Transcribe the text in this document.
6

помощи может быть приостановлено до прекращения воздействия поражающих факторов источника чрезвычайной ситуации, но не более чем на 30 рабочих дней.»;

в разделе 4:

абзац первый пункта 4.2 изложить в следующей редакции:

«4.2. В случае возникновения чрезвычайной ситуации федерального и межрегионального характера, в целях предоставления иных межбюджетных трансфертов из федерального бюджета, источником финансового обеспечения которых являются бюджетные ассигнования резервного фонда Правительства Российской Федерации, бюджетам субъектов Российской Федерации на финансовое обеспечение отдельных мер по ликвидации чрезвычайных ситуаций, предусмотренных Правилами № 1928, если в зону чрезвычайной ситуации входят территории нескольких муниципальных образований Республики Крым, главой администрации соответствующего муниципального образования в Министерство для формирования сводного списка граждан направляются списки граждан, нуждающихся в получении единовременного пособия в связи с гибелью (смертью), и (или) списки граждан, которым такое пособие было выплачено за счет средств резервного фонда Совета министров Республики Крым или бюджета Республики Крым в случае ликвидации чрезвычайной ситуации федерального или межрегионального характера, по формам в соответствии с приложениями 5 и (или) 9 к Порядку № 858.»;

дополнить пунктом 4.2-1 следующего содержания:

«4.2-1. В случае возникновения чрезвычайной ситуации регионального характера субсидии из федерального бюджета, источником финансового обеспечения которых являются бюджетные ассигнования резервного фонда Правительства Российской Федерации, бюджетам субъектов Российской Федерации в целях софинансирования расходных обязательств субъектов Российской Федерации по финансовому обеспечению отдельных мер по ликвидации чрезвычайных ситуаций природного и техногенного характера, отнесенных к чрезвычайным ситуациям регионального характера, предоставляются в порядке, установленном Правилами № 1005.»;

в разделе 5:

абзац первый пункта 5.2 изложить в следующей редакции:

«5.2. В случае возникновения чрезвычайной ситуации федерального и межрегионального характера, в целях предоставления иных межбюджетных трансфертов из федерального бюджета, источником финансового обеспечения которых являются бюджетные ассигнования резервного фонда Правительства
# # # #
**What you are asked to do**
Each line in the entries above that includes the string "предоставления" should be extracted.

**Correct result**
«4.2. В случае возникновения чрезвычайной ситуации федерального и межрегионального характера, в целях предоставления иных межбюджетных трансфертов из федерального бюджета, источником финансового обеспечения которых являются бюджетные ассигнования резервного фонда Правительства Российской Федерации, бюджетам субъектов Российской Федерации на финансовое обеспечение отдельных мер по ликвидации чрезвычайных ситуаций, предусмотренных Правилами № 1928, если в зону чрезвычайной ситуации входят территории нескольких муниципальных образований Республики Крым, главой администрации соответствующего муниципального образования в Министерство для формирования сводного списка граждан направляются списки граждан, нуждающихся в получении единовременного пособия в связи с гибелью (смертью), и (или) списки граждан, которым такое пособие было выплачено за счет средств резервного фонда Совета министров Республики Крым или бюджета Республики Крым в случае ликвидации чрезвычайной ситуации федерального или межрегионального характера, по формам в соответствии с приложениями 5 и (или) 9 к Порядку № 858.»;
«5.2. В случае возникновения чрезвычайной ситуации федерального и межрегионального характера, в целях предоставления иных межбюджетных трансфертов из федерального бюджета, источником финансового обеспечения которых являются бюджетные ассигнования резервного фонда Правительства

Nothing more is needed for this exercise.